SET PROBLEM
Extract the records below word for word and ignore the images.

RECORDS PROVIDED
════

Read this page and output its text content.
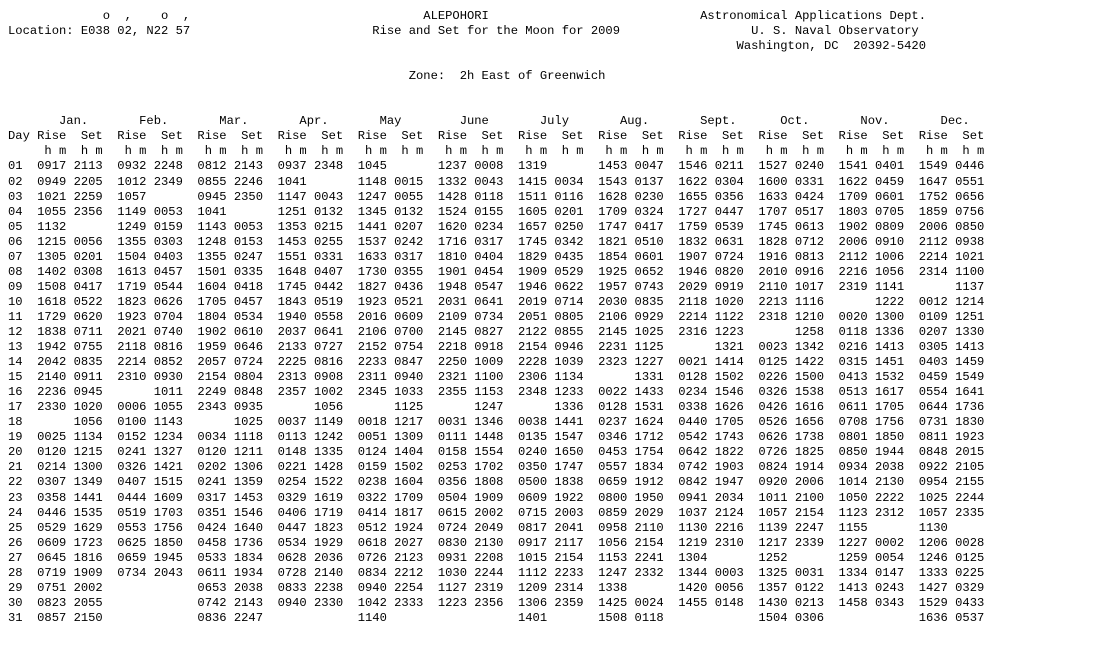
o  ,    o  ,                                ALEPOHORI                             Astronomical Applications Dept.
Location: E038 02, N22 57                         Rise and Set for the Moon for 2009                  U. S. Naval Observatory
Washington, DC  20392-5420

Zone:  2h East of Greenwich

Jan.       Feb.       Mar.       Apr.       May        June       July       Aug.       Sept.      Oct.       Nov.       Dec.
Day Rise  Set  Rise  Set  Rise  Set  Rise  Set  Rise  Set  Rise  Set  Rise  Set  Rise  Set  Rise  Set  Rise  Set  Rise  Set  Rise  Set
h m  h m   h m  h m   h m  h m   h m  h m   h m  h m   h m  h m   h m  h m   h m  h m   h m  h m   h m  h m   h m  h m   h m  h m
01  0917 2113  0932 2248  0812 2143  0937 2348  1045       1237 0008  1319       1453 0047  1546 0211  1527 0240  1541 0401  1549 0446
02  0949 2205  1012 2349  0855 2246  1041       1148 0015  1332 0043  1415 0034  1543 0137  1622 0304  1600 0331  1622 0459  1647 0551
03  1021 2259  1057       0945 2350  1147 0043  1247 0055  1428 0118  1511 0116  1628 0230  1655 0356  1633 0424  1709 0601  1752 0656
04  1055 2356  1149 0053  1041       1251 0132  1345 0132  1524 0155  1605 0201  1709 0324  1727 0447  1707 0517  1803 0705  1859 0756
05  1132       1249 0159  1143 0053  1353 0215  1441 0207  1620 0234  1657 0250  1747 0417  1759 0539  1745 0613  1902 0809  2006 0850
06  1215 0056  1355 0303  1248 0153  1453 0255  1537 0242  1716 0317  1745 0342  1821 0510  1832 0631  1828 0712  2006 0910  2112 0938
07  1305 0201  1504 0403  1355 0247  1551 0331  1633 0317  1810 0404  1829 0435  1854 0601  1907 0724  1916 0813  2112 1006  2214 1021
08  1402 0308  1613 0457  1501 0335  1648 0407  1730 0355  1901 0454  1909 0529  1925 0652  1946 0820  2010 0916  2216 1056  2314 1100
09  1508 0417  1719 0544  1604 0418  1745 0442  1827 0436  1948 0547  1946 0622  1957 0743  2029 0919  2110 1017  2319 1141       1137
10  1618 0522  1823 0626  1705 0457  1843 0519  1923 0521  2031 0641  2019 0714  2030 0835  2118 1020  2213 1116       1222  0012 1214
11  1729 0620  1923 0704  1804 0534  1940 0558  2016 0609  2109 0734  2051 0805  2106 0929  2214 1122  2318 1210  0020 1300  0109 1251
12  1838 0711  2021 0740  1902 0610  2037 0641  2106 0700  2145 0827  2122 0855  2145 1025  2316 1223       1258  0118 1336  0207 1330
13  1942 0755  2118 0816  1959 0646  2133 0727  2152 0754  2218 0918  2154 0946  2231 1125       1321  0023 1342  0216 1413  0305 1413
14  2042 0835  2214 0852  2057 0724  2225 0816  2233 0847  2250 1009  2228 1039  2323 1227  0021 1414  0125 1422  0315 1451  0403 1459
15  2140 0911  2310 0930  2154 0804  2313 0908  2311 0940  2321 1100  2306 1134       1331  0128 1502  0226 1500  0413 1532  0459 1549
16  2236 0945       1011  2249 0848  2357 1002  2345 1033  2355 1153  2348 1233  0022 1433  0234 1546  0326 1538  0513 1617  0554 1641
17  2330 1020  0006 1055  2343 0935       1056       1125       1247       1336  0128 1531  0338 1626  0426 1616  0611 1705  0644 1736
18       1056  0100 1143       1025  0037 1149  0018 1217  0031 1346  0038 1441  0237 1624  0440 1705  0526 1656  0708 1756  0731 1830
19  0025 1134  0152 1234  0034 1118  0113 1242  0051 1309  0111 1448  0135 1547  0346 1712  0542 1743  0626 1738  0801 1850  0811 1923
20  0120 1215  0241 1327  0120 1211  0148 1335  0124 1404  0158 1554  0240 1650  0453 1754  0642 1822  0726 1825  0850 1944  0848 2015
21  0214 1300  0326 1421  0202 1306  0221 1428  0159 1502  0253 1702  0350 1747  0557 1834  0742 1903  0824 1914  0934 2038  0922 2105
22  0307 1349  0407 1515  0241 1359  0254 1522  0238 1604  0356 1808  0500 1838  0659 1912  0842 1947  0920 2006  1014 2130  0954 2155
23  0358 1441  0444 1609  0317 1453  0329 1619  0322 1709  0504 1909  0609 1922  0800 1950  0941 2034  1011 2100  1050 2222  1025 2244
24  0446 1535  0519 1703  0351 1546  0406 1719  0414 1817  0615 2002  0715 2003  0859 2029  1037 2124  1057 2154  1123 2312  1057 2335
25  0529 1629  0553 1756  0424 1640  0447 1823  0512 1924  0724 2049  0817 2041  0958 2110  1130 2216  1139 2247  1155       1130
26  0609 1723  0625 1850  0458 1736  0534 1929  0618 2027  0830 2130  0917 2117  1056 2154  1219 2310  1217 2339  1227 0002  1206 0028
27  0645 1816  0659 1945  0533 1834  0628 2036  0726 2123  0931 2208  1015 2154  1153 2241  1304       1252       1259 0054  1246 0125
28  0719 1909  0734 2043  0611 1934  0728 2140  0834 2212  1030 2244  1112 2233  1247 2332  1344 0003  1325 0031  1334 0147  1333 0225
29  0751 2002             0653 2038  0833 2238  0940 2254  1127 2319  1209 2314  1338       1420 0056  1357 0122  1413 0243  1427 0329
30  0823 2055             0742 2143  0940 2330  1042 2333  1223 2356  1306 2359  1425 0024  1455 0148  1430 0213  1458 0343  1529 0433
31  0857 2150             0836 2247             1140                  1401       1508 0118             1504 0306             1636 0537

════

EXPECTED ANSWER
Read this page and output its text content.
o  ,    o  ,                                ALEPOHORI                             Astronomical Applications Dept.
Location: E038 02, N22 57                         Rise and Set for the Moon for 2009                  U. S. Naval Observatory
Washington, DC  20392-5420

Zone:  2h East of Greenwich

Jan.       Feb.       Mar.       Apr.       May        June       July       Aug.       Sept.      Oct.       Nov.       Dec.
Day Rise  Set  Rise  Set  Rise  Set  Rise  Set  Rise  Set  Rise  Set  Rise  Set  Rise  Set  Rise  Set  Rise  Set  Rise  Set  Rise  Set
h m  h m   h m  h m   h m  h m   h m  h m   h m  h m   h m  h m   h m  h m   h m  h m   h m  h m   h m  h m   h m  h m   h m  h m
01  0917 2113  0932 2248  0812 2143  0937 2348  1045       1237 0008  1319       1453 0047  1546 0211  1527 0240  1541 0401  1549 0446
02  0949 2205  1012 2349  0855 2246  1041       1148 0015  1332 0043  1415 0034  1543 0137  1622 0304  1600 0331  1622 0459  1647 0551
03  1021 2259  1057       0945 2350  1147 0043  1247 0055  1428 0118  1511 0116  1628 0230  1655 0356  1633 0424  1709 0601  1752 0656
04  1055 2356  1149 0053  1041       1251 0132  1345 0132  1524 0155  1605 0201  1709 0324  1727 0447  1707 0517  1803 0705  1859 0756
05  1132       1249 0159  1143 0053  1353 0215  1441 0207  1620 0234  1657 0250  1747 0417  1759 0539  1745 0613  1902 0809  2006 0850
06  1215 0056  1355 0303  1248 0153  1453 0255  1537 0242  1716 0317  1745 0342  1821 0510  1832 0631  1828 0712  2006 0910  2112 0938
07  1305 0201  1504 0403  1355 0247  1551 0331  1633 0317  1810 0404  1829 0435  1854 0601  1907 0724  1916 0813  2112 1006  2214 1021
08  1402 0308  1613 0457  1501 0335  1648 0407  1730 0355  1901 0454  1909 0529  1925 0652  1946 0820  2010 0916  2216 1056  2314 1100
09  1508 0417  1719 0544  1604 0418  1745 0442  1827 0436  1948 0547  1946 0622  1957 0743  2029 0919  2110 1017  2319 1141       1137
10  1618 0522  1823 0626  1705 0457  1843 0519  1923 0521  2031 0641  2019 0714  2030 0835  2118 1020  2213 1116       1222  0012 1214
11  1729 0620  1923 0704  1804 0534  1940 0558  2016 0609  2109 0734  2051 0805  2106 0929  2214 1122  2318 1210  0020 1300  0109 1251
12  1838 0711  2021 0740  1902 0610  2037 0641  2106 0700  2145 0827  2122 0855  2145 1025  2316 1223       1258  0118 1336  0207 1330
13  1942 0755  2118 0816  1959 0646  2133 0727  2152 0754  2218 0918  2154 0946  2231 1125       1321  0023 1342  0216 1413  0305 1413
14  2042 0835  2214 0852  2057 0724  2225 0816  2233 0847  2250 1009  2228 1039  2323 1227  0021 1414  0125 1422  0315 1451  0403 1459
15  2140 0911  2310 0930  2154 0804  2313 0908  2311 0940  2321 1100  2306 1134       1331  0128 1502  0226 1500  0413 1532  0459 1549
16  2236 0945       1011  2249 0848  2357 1002  2345 1033  2355 1153  2348 1233  0022 1433  0234 1546  0326 1538  0513 1617  0554 1641
17  2330 1020  0006 1055  2343 0935       1056       1125       1247       1336  0128 1531  0338 1626  0426 1616  0611 1705  0644 1736
18       1056  0100 1143       1025  0037 1149  0018 1217  0031 1346  0038 1441  0237 1624  0440 1705  0526 1656  0708 1756  0731 1830
19  0025 1134  0152 1234  0034 1118  0113 1242  0051 1309  0111 1448  0135 1547  0346 1712  0542 1743  0626 1738  0801 1850  0811 1923
20  0120 1215  0241 1327  0120 1211  0148 1335  0124 1404  0158 1554  0240 1650  0453 1754  0642 1822  0726 1825  0850 1944  0848 2015
21  0214 1300  0326 1421  0202 1306  0221 1428  0159 1502  0253 1702  0350 1747  0557 1834  0742 1903  0824 1914  0934 2038  0922 2105
22  0307 1349  0407 1515  0241 1359  0254 1522  0238 1604  0356 1808  0500 1838  0659 1912  0842 1947  0920 2006  1014 2130  0954 2155
23  0358 1441  0444 1609  0317 1453  0329 1619  0322 1709  0504 1909  0609 1922  0800 1950  0941 2034  1011 2100  1050 2222  1025 2244
24  0446 1535  0519 1703  0351 1546  0406 1719  0414 1817  0615 2002  0715 2003  0859 2029  1037 2124  1057 2154  1123 2312  1057 2335
25  0529 1629  0553 1756  0424 1640  0447 1823  0512 1924  0724 2049  0817 2041  0958 2110  1130 2216  1139 2247  1155       1130
26  0609 1723  0625 1850  0458 1736  0534 1929  0618 2027  0830 2130  0917 2117  1056 2154  1219 2310  1217 2339  1227 0002  1206 0028
27  0645 1816  0659 1945  0533 1834  0628 2036  0726 2123  0931 2208  1015 2154  1153 2241  1304       1252       1259 0054  1246 0125
28  0719 1909  0734 2043  0611 1934  0728 2140  0834 2212  1030 2244  1112 2233  1247 2332  1344 0003  1325 0031  1334 0147  1333 0225
29  0751 2002             0653 2038  0833 2238  0940 2254  1127 2319  1209 2314  1338       1420 0056  1357 0122  1413 0243  1427 0329
30  0823 2055             0742 2143  0940 2330  1042 2333  1223 2356  1306 2359  1425 0024  1455 0148  1430 0213  1458 0343  1529 0433
31  0857 2150             0836 2247             1140                  1401       1508 0118             1504 0306             1636 0537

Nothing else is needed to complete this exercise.